--- begin RAW DATA ---
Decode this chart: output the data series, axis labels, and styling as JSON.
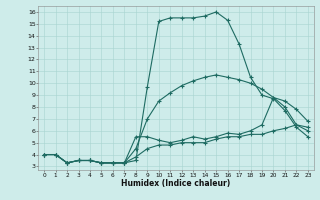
{
  "xlabel": "Humidex (Indice chaleur)",
  "bg_color": "#ceecea",
  "grid_color": "#a8d4d0",
  "line_color": "#1e6b62",
  "xlim_min": -0.5,
  "xlim_max": 23.5,
  "ylim_min": 2.7,
  "ylim_max": 16.5,
  "xticks": [
    0,
    1,
    2,
    3,
    4,
    5,
    6,
    7,
    8,
    9,
    10,
    11,
    12,
    13,
    14,
    15,
    16,
    17,
    18,
    19,
    20,
    21,
    22,
    23
  ],
  "yticks": [
    3,
    4,
    5,
    6,
    7,
    8,
    9,
    10,
    11,
    12,
    13,
    14,
    15,
    16
  ],
  "curve1_x": [
    0,
    1,
    2,
    3,
    4,
    5,
    6,
    7,
    8,
    9,
    10,
    11,
    12,
    13,
    14,
    15,
    16,
    17,
    18,
    19,
    20,
    21,
    22,
    23
  ],
  "curve1_y": [
    4.0,
    4.0,
    3.3,
    3.5,
    3.5,
    3.3,
    3.3,
    3.3,
    3.5,
    9.7,
    15.2,
    15.5,
    15.5,
    15.5,
    15.65,
    16.0,
    15.3,
    13.3,
    10.5,
    9.0,
    8.7,
    7.7,
    6.3,
    5.5
  ],
  "curve2_x": [
    0,
    1,
    2,
    3,
    4,
    5,
    6,
    7,
    8,
    9,
    10,
    11,
    12,
    13,
    14,
    15,
    16,
    17,
    18,
    19,
    20,
    21,
    22,
    23
  ],
  "curve2_y": [
    4.0,
    4.0,
    3.3,
    3.5,
    3.5,
    3.3,
    3.3,
    3.3,
    4.5,
    7.0,
    8.5,
    9.2,
    9.8,
    10.2,
    10.5,
    10.7,
    10.5,
    10.3,
    10.0,
    9.5,
    8.8,
    8.0,
    6.5,
    6.0
  ],
  "curve3_x": [
    0,
    1,
    2,
    3,
    4,
    5,
    6,
    7,
    8,
    9,
    10,
    11,
    12,
    13,
    14,
    15,
    16,
    17,
    18,
    19,
    20,
    21,
    22,
    23
  ],
  "curve3_y": [
    4.0,
    4.0,
    3.3,
    3.5,
    3.5,
    3.3,
    3.3,
    3.3,
    5.5,
    5.5,
    5.2,
    5.0,
    5.2,
    5.5,
    5.3,
    5.5,
    5.8,
    5.7,
    6.0,
    6.5,
    8.8,
    8.5,
    7.8,
    6.8
  ],
  "curve4_x": [
    0,
    1,
    2,
    3,
    4,
    5,
    6,
    7,
    8,
    9,
    10,
    11,
    12,
    13,
    14,
    15,
    16,
    17,
    18,
    19,
    20,
    21,
    22,
    23
  ],
  "curve4_y": [
    4.0,
    4.0,
    3.3,
    3.5,
    3.5,
    3.3,
    3.3,
    3.3,
    3.8,
    4.5,
    4.8,
    4.8,
    5.0,
    5.0,
    5.0,
    5.3,
    5.5,
    5.5,
    5.7,
    5.7,
    6.0,
    6.2,
    6.5,
    6.3
  ]
}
--- end RAW DATA ---
◆ INSTRUCTION ◆
Output the full set of records above without changing a word, and drop the images.

◆ WORKED ANSWER ◆
Decode this chart: output the data series, axis labels, and styling as JSON.
{
  "xlabel": "Humidex (Indice chaleur)",
  "bg_color": "#ceecea",
  "grid_color": "#a8d4d0",
  "line_color": "#1e6b62",
  "xlim_min": -0.5,
  "xlim_max": 23.5,
  "ylim_min": 2.7,
  "ylim_max": 16.5,
  "xticks": [
    0,
    1,
    2,
    3,
    4,
    5,
    6,
    7,
    8,
    9,
    10,
    11,
    12,
    13,
    14,
    15,
    16,
    17,
    18,
    19,
    20,
    21,
    22,
    23
  ],
  "yticks": [
    3,
    4,
    5,
    6,
    7,
    8,
    9,
    10,
    11,
    12,
    13,
    14,
    15,
    16
  ],
  "curve1_x": [
    0,
    1,
    2,
    3,
    4,
    5,
    6,
    7,
    8,
    9,
    10,
    11,
    12,
    13,
    14,
    15,
    16,
    17,
    18,
    19,
    20,
    21,
    22,
    23
  ],
  "curve1_y": [
    4.0,
    4.0,
    3.3,
    3.5,
    3.5,
    3.3,
    3.3,
    3.3,
    3.5,
    9.7,
    15.2,
    15.5,
    15.5,
    15.5,
    15.65,
    16.0,
    15.3,
    13.3,
    10.5,
    9.0,
    8.7,
    7.7,
    6.3,
    5.5
  ],
  "curve2_x": [
    0,
    1,
    2,
    3,
    4,
    5,
    6,
    7,
    8,
    9,
    10,
    11,
    12,
    13,
    14,
    15,
    16,
    17,
    18,
    19,
    20,
    21,
    22,
    23
  ],
  "curve2_y": [
    4.0,
    4.0,
    3.3,
    3.5,
    3.5,
    3.3,
    3.3,
    3.3,
    4.5,
    7.0,
    8.5,
    9.2,
    9.8,
    10.2,
    10.5,
    10.7,
    10.5,
    10.3,
    10.0,
    9.5,
    8.8,
    8.0,
    6.5,
    6.0
  ],
  "curve3_x": [
    0,
    1,
    2,
    3,
    4,
    5,
    6,
    7,
    8,
    9,
    10,
    11,
    12,
    13,
    14,
    15,
    16,
    17,
    18,
    19,
    20,
    21,
    22,
    23
  ],
  "curve3_y": [
    4.0,
    4.0,
    3.3,
    3.5,
    3.5,
    3.3,
    3.3,
    3.3,
    5.5,
    5.5,
    5.2,
    5.0,
    5.2,
    5.5,
    5.3,
    5.5,
    5.8,
    5.7,
    6.0,
    6.5,
    8.8,
    8.5,
    7.8,
    6.8
  ],
  "curve4_x": [
    0,
    1,
    2,
    3,
    4,
    5,
    6,
    7,
    8,
    9,
    10,
    11,
    12,
    13,
    14,
    15,
    16,
    17,
    18,
    19,
    20,
    21,
    22,
    23
  ],
  "curve4_y": [
    4.0,
    4.0,
    3.3,
    3.5,
    3.5,
    3.3,
    3.3,
    3.3,
    3.8,
    4.5,
    4.8,
    4.8,
    5.0,
    5.0,
    5.0,
    5.3,
    5.5,
    5.5,
    5.7,
    5.7,
    6.0,
    6.2,
    6.5,
    6.3
  ]
}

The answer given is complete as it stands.